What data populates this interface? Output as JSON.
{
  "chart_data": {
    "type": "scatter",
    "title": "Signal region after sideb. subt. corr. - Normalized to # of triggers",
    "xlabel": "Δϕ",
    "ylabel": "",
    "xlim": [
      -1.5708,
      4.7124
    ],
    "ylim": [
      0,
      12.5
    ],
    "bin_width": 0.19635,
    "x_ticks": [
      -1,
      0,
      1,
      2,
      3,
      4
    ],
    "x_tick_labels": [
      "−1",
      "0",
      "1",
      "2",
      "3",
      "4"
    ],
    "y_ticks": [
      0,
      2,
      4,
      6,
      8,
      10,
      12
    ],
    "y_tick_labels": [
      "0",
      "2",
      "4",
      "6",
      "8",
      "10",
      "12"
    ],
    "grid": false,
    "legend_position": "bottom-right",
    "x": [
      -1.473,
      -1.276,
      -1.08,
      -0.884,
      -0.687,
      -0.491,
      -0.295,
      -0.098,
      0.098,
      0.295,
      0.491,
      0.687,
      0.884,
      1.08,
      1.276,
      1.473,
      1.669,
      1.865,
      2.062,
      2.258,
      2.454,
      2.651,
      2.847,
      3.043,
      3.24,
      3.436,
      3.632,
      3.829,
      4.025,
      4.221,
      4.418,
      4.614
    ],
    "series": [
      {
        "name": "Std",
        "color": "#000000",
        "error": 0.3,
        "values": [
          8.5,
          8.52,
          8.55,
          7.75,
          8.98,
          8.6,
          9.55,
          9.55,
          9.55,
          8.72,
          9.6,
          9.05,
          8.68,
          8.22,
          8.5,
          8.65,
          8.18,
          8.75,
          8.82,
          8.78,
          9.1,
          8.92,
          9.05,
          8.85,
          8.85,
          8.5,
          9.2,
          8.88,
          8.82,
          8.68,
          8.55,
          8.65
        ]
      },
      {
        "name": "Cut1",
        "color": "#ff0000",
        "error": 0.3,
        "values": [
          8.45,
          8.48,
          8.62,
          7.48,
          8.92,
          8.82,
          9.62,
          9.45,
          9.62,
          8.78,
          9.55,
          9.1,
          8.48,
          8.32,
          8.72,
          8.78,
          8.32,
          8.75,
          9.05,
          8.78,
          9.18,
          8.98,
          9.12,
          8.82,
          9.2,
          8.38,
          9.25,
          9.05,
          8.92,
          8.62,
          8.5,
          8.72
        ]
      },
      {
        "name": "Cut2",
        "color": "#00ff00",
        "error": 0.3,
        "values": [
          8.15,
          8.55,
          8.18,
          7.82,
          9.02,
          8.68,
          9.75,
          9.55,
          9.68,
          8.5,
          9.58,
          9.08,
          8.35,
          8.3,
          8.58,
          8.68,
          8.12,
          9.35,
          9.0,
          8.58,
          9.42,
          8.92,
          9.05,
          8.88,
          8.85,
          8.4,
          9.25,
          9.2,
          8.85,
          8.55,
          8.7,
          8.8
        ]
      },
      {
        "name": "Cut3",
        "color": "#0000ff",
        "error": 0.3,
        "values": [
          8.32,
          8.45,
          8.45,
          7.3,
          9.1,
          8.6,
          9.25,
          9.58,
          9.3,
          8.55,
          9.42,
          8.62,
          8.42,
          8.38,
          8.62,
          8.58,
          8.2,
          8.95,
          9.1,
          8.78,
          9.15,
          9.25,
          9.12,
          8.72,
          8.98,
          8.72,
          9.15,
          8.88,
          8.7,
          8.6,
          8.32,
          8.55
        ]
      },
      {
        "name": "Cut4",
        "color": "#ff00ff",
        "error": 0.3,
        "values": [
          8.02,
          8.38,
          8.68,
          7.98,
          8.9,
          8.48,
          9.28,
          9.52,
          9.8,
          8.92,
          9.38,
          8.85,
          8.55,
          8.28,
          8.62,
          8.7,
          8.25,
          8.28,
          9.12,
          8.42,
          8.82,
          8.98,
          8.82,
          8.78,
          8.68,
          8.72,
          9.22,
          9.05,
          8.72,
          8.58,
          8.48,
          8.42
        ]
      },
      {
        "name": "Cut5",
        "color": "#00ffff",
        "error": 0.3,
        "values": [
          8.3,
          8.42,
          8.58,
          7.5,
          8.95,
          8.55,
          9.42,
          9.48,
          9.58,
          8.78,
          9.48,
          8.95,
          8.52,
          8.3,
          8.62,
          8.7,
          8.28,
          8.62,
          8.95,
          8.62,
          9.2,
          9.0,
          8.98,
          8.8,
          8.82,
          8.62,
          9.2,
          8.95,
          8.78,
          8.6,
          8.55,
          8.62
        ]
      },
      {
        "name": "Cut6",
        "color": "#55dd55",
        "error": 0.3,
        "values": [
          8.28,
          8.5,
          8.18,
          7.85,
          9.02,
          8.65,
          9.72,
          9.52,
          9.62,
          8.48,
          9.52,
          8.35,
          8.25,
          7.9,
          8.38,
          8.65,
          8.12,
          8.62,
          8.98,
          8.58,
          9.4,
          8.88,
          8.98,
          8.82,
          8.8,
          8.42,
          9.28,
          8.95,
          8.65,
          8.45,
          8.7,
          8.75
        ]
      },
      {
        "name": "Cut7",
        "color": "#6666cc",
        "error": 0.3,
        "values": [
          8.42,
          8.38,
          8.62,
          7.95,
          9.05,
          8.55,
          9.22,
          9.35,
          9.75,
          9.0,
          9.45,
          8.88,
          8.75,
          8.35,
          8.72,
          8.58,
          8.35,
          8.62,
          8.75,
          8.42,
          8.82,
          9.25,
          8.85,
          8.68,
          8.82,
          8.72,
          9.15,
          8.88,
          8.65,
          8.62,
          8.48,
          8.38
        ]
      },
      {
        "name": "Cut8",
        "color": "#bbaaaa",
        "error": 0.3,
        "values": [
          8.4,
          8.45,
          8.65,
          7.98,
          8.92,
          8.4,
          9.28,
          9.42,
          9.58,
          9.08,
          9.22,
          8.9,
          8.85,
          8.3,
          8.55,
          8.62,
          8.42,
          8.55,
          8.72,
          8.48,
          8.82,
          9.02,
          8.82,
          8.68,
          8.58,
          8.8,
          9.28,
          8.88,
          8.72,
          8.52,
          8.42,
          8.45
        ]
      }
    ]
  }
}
+--
* [TASK TO CARRY OUT]: Each line of the listing should be echoed back exactly.

* [WRITTEN SOLUTION]:
What data populates this interface? Output as JSON.
{
  "chart_data": {
    "type": "scatter",
    "title": "Signal region after sideb. subt. corr. - Normalized to # of triggers",
    "xlabel": "Δϕ",
    "ylabel": "",
    "xlim": [
      -1.5708,
      4.7124
    ],
    "ylim": [
      0,
      12.5
    ],
    "bin_width": 0.19635,
    "x_ticks": [
      -1,
      0,
      1,
      2,
      3,
      4
    ],
    "x_tick_labels": [
      "−1",
      "0",
      "1",
      "2",
      "3",
      "4"
    ],
    "y_ticks": [
      0,
      2,
      4,
      6,
      8,
      10,
      12
    ],
    "y_tick_labels": [
      "0",
      "2",
      "4",
      "6",
      "8",
      "10",
      "12"
    ],
    "grid": false,
    "legend_position": "bottom-right",
    "x": [
      -1.473,
      -1.276,
      -1.08,
      -0.884,
      -0.687,
      -0.491,
      -0.295,
      -0.098,
      0.098,
      0.295,
      0.491,
      0.687,
      0.884,
      1.08,
      1.276,
      1.473,
      1.669,
      1.865,
      2.062,
      2.258,
      2.454,
      2.651,
      2.847,
      3.043,
      3.24,
      3.436,
      3.632,
      3.829,
      4.025,
      4.221,
      4.418,
      4.614
    ],
    "series": [
      {
        "name": "Std",
        "color": "#000000",
        "error": 0.3,
        "values": [
          8.5,
          8.52,
          8.55,
          7.75,
          8.98,
          8.6,
          9.55,
          9.55,
          9.55,
          8.72,
          9.6,
          9.05,
          8.68,
          8.22,
          8.5,
          8.65,
          8.18,
          8.75,
          8.82,
          8.78,
          9.1,
          8.92,
          9.05,
          8.85,
          8.85,
          8.5,
          9.2,
          8.88,
          8.82,
          8.68,
          8.55,
          8.65
        ]
      },
      {
        "name": "Cut1",
        "color": "#ff0000",
        "error": 0.3,
        "values": [
          8.45,
          8.48,
          8.62,
          7.48,
          8.92,
          8.82,
          9.62,
          9.45,
          9.62,
          8.78,
          9.55,
          9.1,
          8.48,
          8.32,
          8.72,
          8.78,
          8.32,
          8.75,
          9.05,
          8.78,
          9.18,
          8.98,
          9.12,
          8.82,
          9.2,
          8.38,
          9.25,
          9.05,
          8.92,
          8.62,
          8.5,
          8.72
        ]
      },
      {
        "name": "Cut2",
        "color": "#00ff00",
        "error": 0.3,
        "values": [
          8.15,
          8.55,
          8.18,
          7.82,
          9.02,
          8.68,
          9.75,
          9.55,
          9.68,
          8.5,
          9.58,
          9.08,
          8.35,
          8.3,
          8.58,
          8.68,
          8.12,
          9.35,
          9.0,
          8.58,
          9.42,
          8.92,
          9.05,
          8.88,
          8.85,
          8.4,
          9.25,
          9.2,
          8.85,
          8.55,
          8.7,
          8.8
        ]
      },
      {
        "name": "Cut3",
        "color": "#0000ff",
        "error": 0.3,
        "values": [
          8.32,
          8.45,
          8.45,
          7.3,
          9.1,
          8.6,
          9.25,
          9.58,
          9.3,
          8.55,
          9.42,
          8.62,
          8.42,
          8.38,
          8.62,
          8.58,
          8.2,
          8.95,
          9.1,
          8.78,
          9.15,
          9.25,
          9.12,
          8.72,
          8.98,
          8.72,
          9.15,
          8.88,
          8.7,
          8.6,
          8.32,
          8.55
        ]
      },
      {
        "name": "Cut4",
        "color": "#ff00ff",
        "error": 0.3,
        "values": [
          8.02,
          8.38,
          8.68,
          7.98,
          8.9,
          8.48,
          9.28,
          9.52,
          9.8,
          8.92,
          9.38,
          8.85,
          8.55,
          8.28,
          8.62,
          8.7,
          8.25,
          8.28,
          9.12,
          8.42,
          8.82,
          8.98,
          8.82,
          8.78,
          8.68,
          8.72,
          9.22,
          9.05,
          8.72,
          8.58,
          8.48,
          8.42
        ]
      },
      {
        "name": "Cut5",
        "color": "#00ffff",
        "error": 0.3,
        "values": [
          8.3,
          8.42,
          8.58,
          7.5,
          8.95,
          8.55,
          9.42,
          9.48,
          9.58,
          8.78,
          9.48,
          8.95,
          8.52,
          8.3,
          8.62,
          8.7,
          8.28,
          8.62,
          8.95,
          8.62,
          9.2,
          9.0,
          8.98,
          8.8,
          8.82,
          8.62,
          9.2,
          8.95,
          8.78,
          8.6,
          8.55,
          8.62
        ]
      },
      {
        "name": "Cut6",
        "color": "#55dd55",
        "error": 0.3,
        "values": [
          8.28,
          8.5,
          8.18,
          7.85,
          9.02,
          8.65,
          9.72,
          9.52,
          9.62,
          8.48,
          9.52,
          8.35,
          8.25,
          7.9,
          8.38,
          8.65,
          8.12,
          8.62,
          8.98,
          8.58,
          9.4,
          8.88,
          8.98,
          8.82,
          8.8,
          8.42,
          9.28,
          8.95,
          8.65,
          8.45,
          8.7,
          8.75
        ]
      },
      {
        "name": "Cut7",
        "color": "#6666cc",
        "error": 0.3,
        "values": [
          8.42,
          8.38,
          8.62,
          7.95,
          9.05,
          8.55,
          9.22,
          9.35,
          9.75,
          9.0,
          9.45,
          8.88,
          8.75,
          8.35,
          8.72,
          8.58,
          8.35,
          8.62,
          8.75,
          8.42,
          8.82,
          9.25,
          8.85,
          8.68,
          8.82,
          8.72,
          9.15,
          8.88,
          8.65,
          8.62,
          8.48,
          8.38
        ]
      },
      {
        "name": "Cut8",
        "color": "#bbaaaa",
        "error": 0.3,
        "values": [
          8.4,
          8.45,
          8.65,
          7.98,
          8.92,
          8.4,
          9.28,
          9.42,
          9.58,
          9.08,
          9.22,
          8.9,
          8.85,
          8.3,
          8.55,
          8.62,
          8.42,
          8.55,
          8.72,
          8.48,
          8.82,
          9.02,
          8.82,
          8.68,
          8.58,
          8.8,
          9.28,
          8.88,
          8.72,
          8.52,
          8.42,
          8.45
        ]
      }
    ]
  }
}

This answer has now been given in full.